> The input
******

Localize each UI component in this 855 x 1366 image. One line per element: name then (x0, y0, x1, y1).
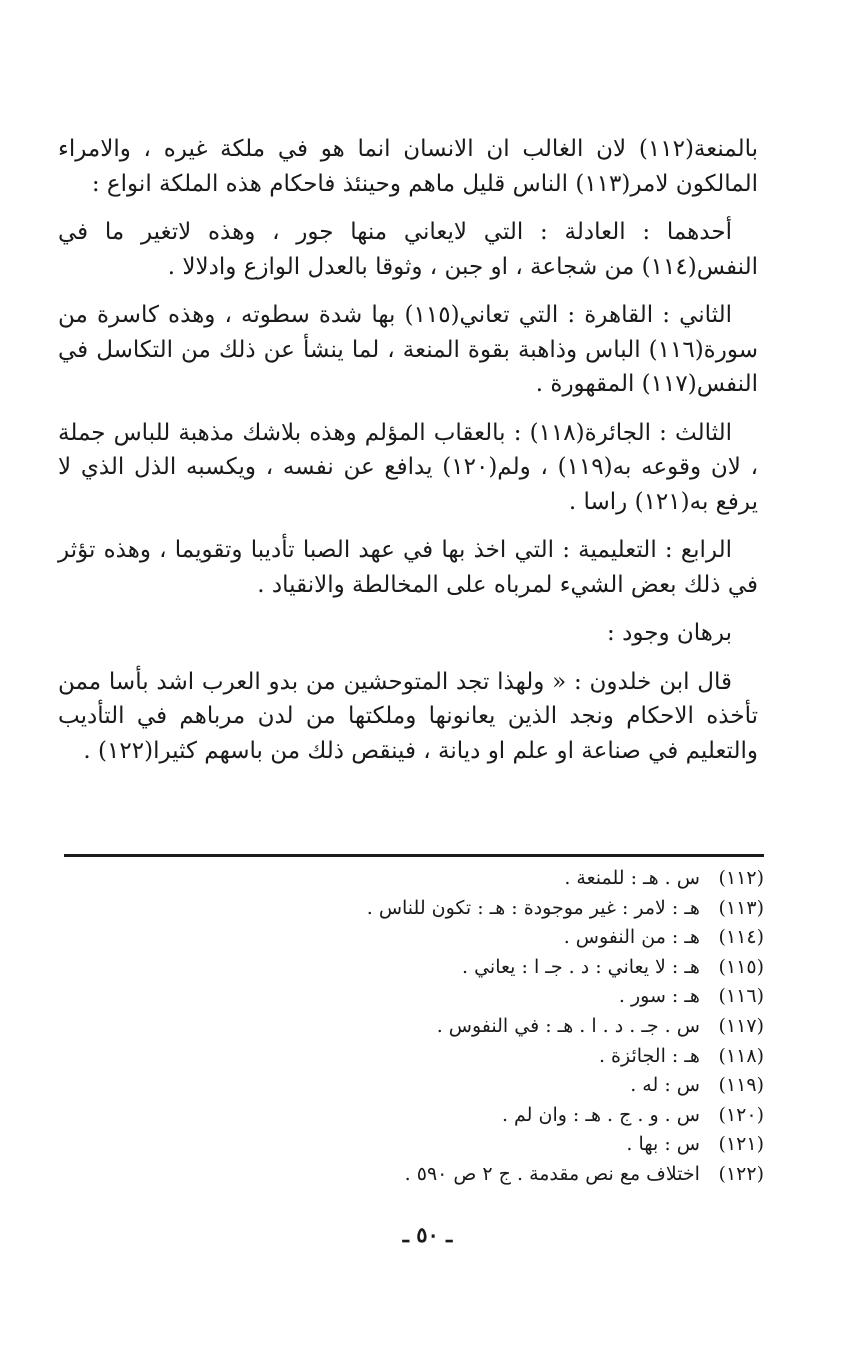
section-heading: برهان وجود : (607, 620, 732, 646)
footnote-item (64, 1101, 764, 1131)
footnote-item (64, 1042, 764, 1072)
paragraph: الثالث : الجائرة(١١٨) : بالعقاب المؤلم وهذه بلاشك مذهبة للباس جملة ، لان وقوعه به(١١٩) ، ولم(١٢٠) يدافع عن نفسه ، ويكسبه الذل الذي لا يرفع به(١٢١) راسا . (58, 419, 759, 515)
footnote-number: (١٢٠) (718, 1103, 764, 1126)
paragraph: الثاني : القاهرة : التي تعاني(١١٥) بها شدة سطوته ، وهذه كاسرة من سورة(١١٦) الباس وذاهبة بقوة المنعة ، لما ينشأ عن ذلك من التكاسل في النفس(١١٧) المقهورة . (58, 302, 758, 397)
footnote-text: هـ : الجائزة . (598, 1044, 700, 1067)
footnote-item (64, 1130, 764, 1160)
footnote-number: (١١٩) (718, 1074, 764, 1097)
footnote-number: (١١٧) (718, 1014, 764, 1037)
footnotes (64, 864, 764, 1190)
footnote-text: هـ : من النفوس . (563, 926, 700, 949)
footnote-text: س . هـ : للمنعة . (564, 867, 700, 889)
footnote-text: س : له . (630, 1074, 700, 1097)
footnote-text: س : بها . (626, 1133, 700, 1156)
paragraph: بالمنعة(١١٢) لان الغالب ان الانسان انما هو في ملكة غيره ، والامراء المالكون لامر(١١٣) الناس قليل ماهم وحينئذ فاحكام هذه الملكة انواع : (58, 136, 758, 197)
footnote-text: س . و . ج . هـ : وان لم . (501, 1103, 700, 1126)
footnote-number: (١١٣) (718, 896, 764, 919)
footnote-item (64, 894, 764, 924)
footnote-item (64, 864, 764, 894)
footnote-number: (١١٨) (718, 1044, 764, 1067)
footnote-item (64, 1012, 764, 1042)
footnote-text: اختلاف مع نص مقدمة . ج ٢ ص ٥٩٠ . (404, 1162, 700, 1185)
footnote-text: هـ : لامر : غير موجودة : هـ : تكون للناس . (366, 896, 700, 919)
footnote-number: (١١٦) (718, 985, 764, 1008)
footnote-item (64, 982, 764, 1012)
footnote-item (64, 1071, 764, 1101)
footnote-number: (١١٥) (718, 955, 764, 978)
footnote-item (64, 923, 764, 953)
footnote-item (64, 953, 764, 983)
footnote-divider (64, 854, 764, 857)
footnote-text: هـ : سور . (618, 985, 700, 1008)
footnote-number: (١١٢) (718, 867, 764, 889)
paragraph: أحدهما : العادلة : التي لايعاني منها جور ، وهذه لاتغير ما في النفس(١١٤) من شجاعة ، او جبن ، وثوقا بالعدل الوازع وادلالا . (58, 219, 758, 280)
footnote-item (64, 1160, 764, 1190)
footnote-text: هـ : لا يعاني : د . جـ ا : يعاني . (462, 955, 700, 978)
footnote-text: س . جـ . د . ا . هـ : في النفوس . (436, 1014, 700, 1037)
paragraph: الرابع : التعليمية : التي اخذ بها في عهد الصبا تأديبا وتقويما ، وهذه تؤثر في ذلك بعض الشيء لمرباه على المخالطة والانقياد . (58, 537, 758, 598)
footnote-number: (١٢١) (718, 1133, 764, 1156)
footnote-number: (١١٤) (718, 926, 764, 949)
paragraph: قال ابن خلدون : « ولهذا تجد المتوحشين من بدو العرب اشد بأسا ممن تأخذه الاحكام ونجد الذين يعانونها وملكتها من لدن مرباهم في التأديب والتعليم في صناعة او علم او ديانة ، فينقص ذلك من باسهم كثيرا(١٢٢) . (58, 668, 758, 764)
body-text (58, 132, 758, 782)
page-number: ـ ٥٠ ـ (402, 1222, 453, 1247)
footnote-number: (١٢٢) (718, 1162, 764, 1185)
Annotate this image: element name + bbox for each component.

******

> Requirements
Copy out the lines, starting with the line containing "section-heading: برهان وجود" and ending with the line containing "footnote-number: (١١٢) (718, 867, 764, 889)", both included.

> Right answer
section-heading: برهان وجود : (607, 620, 732, 646)
footnote-item (64, 1101, 764, 1131)
footnote-item (64, 1042, 764, 1072)
paragraph: الثالث : الجائرة(١١٨) : بالعقاب المؤلم وهذه بلاشك مذهبة للباس جملة ، لان وقوعه به(١١٩) ، ولم(١٢٠) يدافع عن نفسه ، ويكسبه الذل الذي لا يرفع به(١٢١) راسا . (58, 419, 759, 515)
footnote-number: (١٢٠) (718, 1103, 764, 1126)
paragraph: الثاني : القاهرة : التي تعاني(١١٥) بها شدة سطوته ، وهذه كاسرة من سورة(١١٦) الباس وذاهبة بقوة المنعة ، لما ينشأ عن ذلك من التكاسل في النفس(١١٧) المقهورة . (58, 302, 758, 397)
footnote-text: هـ : الجائزة . (598, 1044, 700, 1067)
footnote-item (64, 1130, 764, 1160)
footnote-number: (١١٩) (718, 1074, 764, 1097)
footnote-number: (١١٧) (718, 1014, 764, 1037)
footnotes (64, 864, 764, 1190)
footnote-text: هـ : من النفوس . (563, 926, 700, 949)
footnote-text: س . هـ : للمنعة . (564, 867, 700, 889)
footnote-text: س : له . (630, 1074, 700, 1097)
footnote-text: س : بها . (626, 1133, 700, 1156)
paragraph: بالمنعة(١١٢) لان الغالب ان الانسان انما هو في ملكة غيره ، والامراء المالكون لامر(١١٣) الناس قليل ماهم وحينئذ فاحكام هذه الملكة انواع : (58, 136, 758, 197)
footnote-text: س . و . ج . هـ : وان لم . (501, 1103, 700, 1126)
footnote-number: (١١٣) (718, 896, 764, 919)
footnote-item (64, 894, 764, 924)
footnote-item (64, 864, 764, 894)
footnote-number: (١١٨) (718, 1044, 764, 1067)
footnote-item (64, 1012, 764, 1042)
footnote-text: اختلاف مع نص مقدمة . ج ٢ ص ٥٩٠ . (404, 1162, 700, 1185)
footnote-text: هـ : لامر : غير موجودة : هـ : تكون للناس . (366, 896, 700, 919)
footnote-number: (١١٦) (718, 985, 764, 1008)
footnote-item (64, 982, 764, 1012)
footnote-item (64, 1071, 764, 1101)
footnote-number: (١١٥) (718, 955, 764, 978)
footnote-item (64, 923, 764, 953)
footnote-item (64, 953, 764, 983)
footnote-divider (64, 854, 764, 857)
footnote-text: هـ : سور . (618, 985, 700, 1008)
footnote-number: (١١٢) (718, 867, 764, 889)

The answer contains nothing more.